Task: Take the material and output all of it exactly.

(Stored data entries)
:::
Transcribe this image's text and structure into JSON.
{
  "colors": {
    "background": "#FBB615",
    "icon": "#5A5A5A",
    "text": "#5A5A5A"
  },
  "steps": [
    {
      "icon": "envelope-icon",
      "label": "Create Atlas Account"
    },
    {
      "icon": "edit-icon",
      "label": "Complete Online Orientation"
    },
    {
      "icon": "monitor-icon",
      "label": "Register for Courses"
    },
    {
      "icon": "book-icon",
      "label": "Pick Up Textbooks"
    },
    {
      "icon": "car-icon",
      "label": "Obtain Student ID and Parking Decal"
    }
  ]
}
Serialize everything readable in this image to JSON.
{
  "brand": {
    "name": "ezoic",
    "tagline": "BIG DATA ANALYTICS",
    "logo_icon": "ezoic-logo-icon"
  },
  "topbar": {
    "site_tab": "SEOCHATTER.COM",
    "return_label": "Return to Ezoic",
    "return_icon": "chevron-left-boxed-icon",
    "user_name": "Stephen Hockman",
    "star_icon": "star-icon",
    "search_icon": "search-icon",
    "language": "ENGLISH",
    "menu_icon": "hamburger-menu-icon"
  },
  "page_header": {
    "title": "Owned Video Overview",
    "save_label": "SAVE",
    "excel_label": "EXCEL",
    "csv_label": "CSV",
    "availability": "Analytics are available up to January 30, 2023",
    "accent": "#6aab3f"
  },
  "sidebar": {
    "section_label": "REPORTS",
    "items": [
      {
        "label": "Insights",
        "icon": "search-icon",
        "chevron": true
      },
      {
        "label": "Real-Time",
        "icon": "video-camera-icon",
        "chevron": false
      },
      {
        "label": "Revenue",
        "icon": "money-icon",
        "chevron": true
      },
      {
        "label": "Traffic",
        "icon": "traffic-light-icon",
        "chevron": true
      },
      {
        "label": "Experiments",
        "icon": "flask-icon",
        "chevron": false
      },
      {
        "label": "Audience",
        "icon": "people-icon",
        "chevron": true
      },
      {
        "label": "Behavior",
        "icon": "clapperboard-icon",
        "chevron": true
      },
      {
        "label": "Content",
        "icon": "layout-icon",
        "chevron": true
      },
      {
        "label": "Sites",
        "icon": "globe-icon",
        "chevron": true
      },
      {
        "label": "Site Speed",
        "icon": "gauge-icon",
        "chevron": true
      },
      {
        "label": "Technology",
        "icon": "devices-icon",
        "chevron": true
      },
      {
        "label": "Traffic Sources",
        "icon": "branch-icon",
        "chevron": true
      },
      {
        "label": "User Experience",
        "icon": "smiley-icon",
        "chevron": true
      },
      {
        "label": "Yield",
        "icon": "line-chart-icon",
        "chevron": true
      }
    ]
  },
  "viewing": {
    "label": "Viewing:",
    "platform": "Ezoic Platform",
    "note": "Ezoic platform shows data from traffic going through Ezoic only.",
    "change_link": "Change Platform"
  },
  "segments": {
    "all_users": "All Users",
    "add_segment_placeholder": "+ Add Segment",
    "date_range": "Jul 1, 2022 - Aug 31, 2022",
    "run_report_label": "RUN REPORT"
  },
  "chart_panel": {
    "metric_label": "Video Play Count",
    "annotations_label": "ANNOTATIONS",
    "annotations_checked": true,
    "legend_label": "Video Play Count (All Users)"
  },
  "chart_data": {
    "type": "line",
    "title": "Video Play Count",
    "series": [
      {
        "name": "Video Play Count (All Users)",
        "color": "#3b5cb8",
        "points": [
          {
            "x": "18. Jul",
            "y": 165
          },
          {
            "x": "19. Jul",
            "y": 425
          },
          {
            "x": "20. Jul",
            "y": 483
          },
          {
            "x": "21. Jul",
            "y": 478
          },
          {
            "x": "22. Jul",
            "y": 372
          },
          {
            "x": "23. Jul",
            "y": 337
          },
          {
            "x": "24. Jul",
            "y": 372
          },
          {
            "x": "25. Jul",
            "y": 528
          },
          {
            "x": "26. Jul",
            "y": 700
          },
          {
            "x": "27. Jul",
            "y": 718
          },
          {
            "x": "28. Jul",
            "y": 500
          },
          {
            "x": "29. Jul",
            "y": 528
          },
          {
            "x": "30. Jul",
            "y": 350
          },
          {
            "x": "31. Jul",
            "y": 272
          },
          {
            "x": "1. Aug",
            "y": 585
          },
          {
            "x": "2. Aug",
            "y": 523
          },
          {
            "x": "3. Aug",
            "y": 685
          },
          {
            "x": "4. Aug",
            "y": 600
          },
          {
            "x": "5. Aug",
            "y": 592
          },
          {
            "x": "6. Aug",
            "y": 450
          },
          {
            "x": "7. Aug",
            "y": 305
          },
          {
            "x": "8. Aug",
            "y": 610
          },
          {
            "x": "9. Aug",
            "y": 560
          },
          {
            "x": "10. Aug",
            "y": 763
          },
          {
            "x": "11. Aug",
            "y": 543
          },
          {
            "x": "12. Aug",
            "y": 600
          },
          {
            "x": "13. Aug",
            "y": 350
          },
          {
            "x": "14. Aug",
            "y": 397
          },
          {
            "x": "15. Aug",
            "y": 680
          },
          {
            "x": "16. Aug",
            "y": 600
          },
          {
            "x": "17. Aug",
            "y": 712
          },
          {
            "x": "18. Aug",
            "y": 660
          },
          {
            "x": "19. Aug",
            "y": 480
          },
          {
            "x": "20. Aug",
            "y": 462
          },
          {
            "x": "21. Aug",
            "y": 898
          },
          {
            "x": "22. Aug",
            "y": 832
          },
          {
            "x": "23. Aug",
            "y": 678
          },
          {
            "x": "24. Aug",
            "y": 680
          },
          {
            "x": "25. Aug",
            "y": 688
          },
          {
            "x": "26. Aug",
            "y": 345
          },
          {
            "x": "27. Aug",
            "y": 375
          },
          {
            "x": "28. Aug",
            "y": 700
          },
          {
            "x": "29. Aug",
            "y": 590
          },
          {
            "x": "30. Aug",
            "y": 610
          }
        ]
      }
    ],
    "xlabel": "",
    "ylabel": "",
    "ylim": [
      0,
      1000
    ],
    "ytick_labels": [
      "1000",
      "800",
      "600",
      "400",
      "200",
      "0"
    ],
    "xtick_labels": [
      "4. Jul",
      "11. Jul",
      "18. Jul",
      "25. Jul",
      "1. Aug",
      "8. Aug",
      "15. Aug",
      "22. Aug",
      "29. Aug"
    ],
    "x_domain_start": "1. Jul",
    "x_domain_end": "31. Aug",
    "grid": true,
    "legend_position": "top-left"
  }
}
:::
Response for this exercise:
Transcribe this image's text and structure into JSON.
{
  "colors": {
    "background": "#FBB615",
    "icon": "#5A5A5A",
    "text": "#5A5A5A"
  },
  "steps": [
    {
      "icon": "envelope-icon",
      "label": "Create Atlas Account"
    },
    {
      "icon": "edit-icon",
      "label": "Complete Online Orientation"
    },
    {
      "icon": "monitor-icon",
      "label": "Register for Courses"
    },
    {
      "icon": "book-icon",
      "label": "Pick Up Textbooks"
    },
    {
      "icon": "car-icon",
      "label": "Obtain Student ID and Parking Decal"
    }
  ]
}
Serialize everything readable in this image to JSON.
{
  "brand": {
    "name": "ezoic",
    "tagline": "BIG DATA ANALYTICS",
    "logo_icon": "ezoic-logo-icon"
  },
  "topbar": {
    "site_tab": "SEOCHATTER.COM",
    "return_label": "Return to Ezoic",
    "return_icon": "chevron-left-boxed-icon",
    "user_name": "Stephen Hockman",
    "star_icon": "star-icon",
    "search_icon": "search-icon",
    "language": "ENGLISH",
    "menu_icon": "hamburger-menu-icon"
  },
  "page_header": {
    "title": "Owned Video Overview",
    "save_label": "SAVE",
    "excel_label": "EXCEL",
    "csv_label": "CSV",
    "availability": "Analytics are available up to January 30, 2023",
    "accent": "#6aab3f"
  },
  "sidebar": {
    "section_label": "REPORTS",
    "items": [
      {
        "label": "Insights",
        "icon": "search-icon",
        "chevron": true
      },
      {
        "label": "Real-Time",
        "icon": "video-camera-icon",
        "chevron": false
      },
      {
        "label": "Revenue",
        "icon": "money-icon",
        "chevron": true
      },
      {
        "label": "Traffic",
        "icon": "traffic-light-icon",
        "chevron": true
      },
      {
        "label": "Experiments",
        "icon": "flask-icon",
        "chevron": false
      },
      {
        "label": "Audience",
        "icon": "people-icon",
        "chevron": true
      },
      {
        "label": "Behavior",
        "icon": "clapperboard-icon",
        "chevron": true
      },
      {
        "label": "Content",
        "icon": "layout-icon",
        "chevron": true
      },
      {
        "label": "Sites",
        "icon": "globe-icon",
        "chevron": true
      },
      {
        "label": "Site Speed",
        "icon": "gauge-icon",
        "chevron": true
      },
      {
        "label": "Technology",
        "icon": "devices-icon",
        "chevron": true
      },
      {
        "label": "Traffic Sources",
        "icon": "branch-icon",
        "chevron": true
      },
      {
        "label": "User Experience",
        "icon": "smiley-icon",
        "chevron": true
      },
      {
        "label": "Yield",
        "icon": "line-chart-icon",
        "chevron": true
      }
    ]
  },
  "viewing": {
    "label": "Viewing:",
    "platform": "Ezoic Platform",
    "note": "Ezoic platform shows data from traffic going through Ezoic only.",
    "change_link": "Change Platform"
  },
  "segments": {
    "all_users": "All Users",
    "add_segment_placeholder": "+ Add Segment",
    "date_range": "Jul 1, 2022 - Aug 31, 2022",
    "run_report_label": "RUN REPORT"
  },
  "chart_panel": {
    "metric_label": "Video Play Count",
    "annotations_label": "ANNOTATIONS",
    "annotations_checked": true,
    "legend_label": "Video Play Count (All Users)"
  },
  "chart_data": {
    "type": "line",
    "title": "Video Play Count",
    "series": [
      {
        "name": "Video Play Count (All Users)",
        "color": "#3b5cb8",
        "points": [
          {
            "x": "18. Jul",
            "y": 165
          },
          {
            "x": "19. Jul",
            "y": 425
          },
          {
            "x": "20. Jul",
            "y": 483
          },
          {
            "x": "21. Jul",
            "y": 478
          },
          {
            "x": "22. Jul",
            "y": 372
          },
          {
            "x": "23. Jul",
            "y": 337
          },
          {
            "x": "24. Jul",
            "y": 372
          },
          {
            "x": "25. Jul",
            "y": 528
          },
          {
            "x": "26. Jul",
            "y": 700
          },
          {
            "x": "27. Jul",
            "y": 718
          },
          {
            "x": "28. Jul",
            "y": 500
          },
          {
            "x": "29. Jul",
            "y": 528
          },
          {
            "x": "30. Jul",
            "y": 350
          },
          {
            "x": "31. Jul",
            "y": 272
          },
          {
            "x": "1. Aug",
            "y": 585
          },
          {
            "x": "2. Aug",
            "y": 523
          },
          {
            "x": "3. Aug",
            "y": 685
          },
          {
            "x": "4. Aug",
            "y": 600
          },
          {
            "x": "5. Aug",
            "y": 592
          },
          {
            "x": "6. Aug",
            "y": 450
          },
          {
            "x": "7. Aug",
            "y": 305
          },
          {
            "x": "8. Aug",
            "y": 610
          },
          {
            "x": "9. Aug",
            "y": 560
          },
          {
            "x": "10. Aug",
            "y": 763
          },
          {
            "x": "11. Aug",
            "y": 543
          },
          {
            "x": "12. Aug",
            "y": 600
          },
          {
            "x": "13. Aug",
            "y": 350
          },
          {
            "x": "14. Aug",
            "y": 397
          },
          {
            "x": "15. Aug",
            "y": 680
          },
          {
            "x": "16. Aug",
            "y": 600
          },
          {
            "x": "17. Aug",
            "y": 712
          },
          {
            "x": "18. Aug",
            "y": 660
          },
          {
            "x": "19. Aug",
            "y": 480
          },
          {
            "x": "20. Aug",
            "y": 462
          },
          {
            "x": "21. Aug",
            "y": 898
          },
          {
            "x": "22. Aug",
            "y": 832
          },
          {
            "x": "23. Aug",
            "y": 678
          },
          {
            "x": "24. Aug",
            "y": 680
          },
          {
            "x": "25. Aug",
            "y": 688
          },
          {
            "x": "26. Aug",
            "y": 345
          },
          {
            "x": "27. Aug",
            "y": 375
          },
          {
            "x": "28. Aug",
            "y": 700
          },
          {
            "x": "29. Aug",
            "y": 590
          },
          {
            "x": "30. Aug",
            "y": 610
          }
        ]
      }
    ],
    "xlabel": "",
    "ylabel": "",
    "ylim": [
      0,
      1000
    ],
    "ytick_labels": [
      "1000",
      "800",
      "600",
      "400",
      "200",
      "0"
    ],
    "xtick_labels": [
      "4. Jul",
      "11. Jul",
      "18. Jul",
      "25. Jul",
      "1. Aug",
      "8. Aug",
      "15. Aug",
      "22. Aug",
      "29. Aug"
    ],
    "x_domain_start": "1. Jul",
    "x_domain_end": "31. Aug",
    "grid": true,
    "legend_position": "top-left"
  }
}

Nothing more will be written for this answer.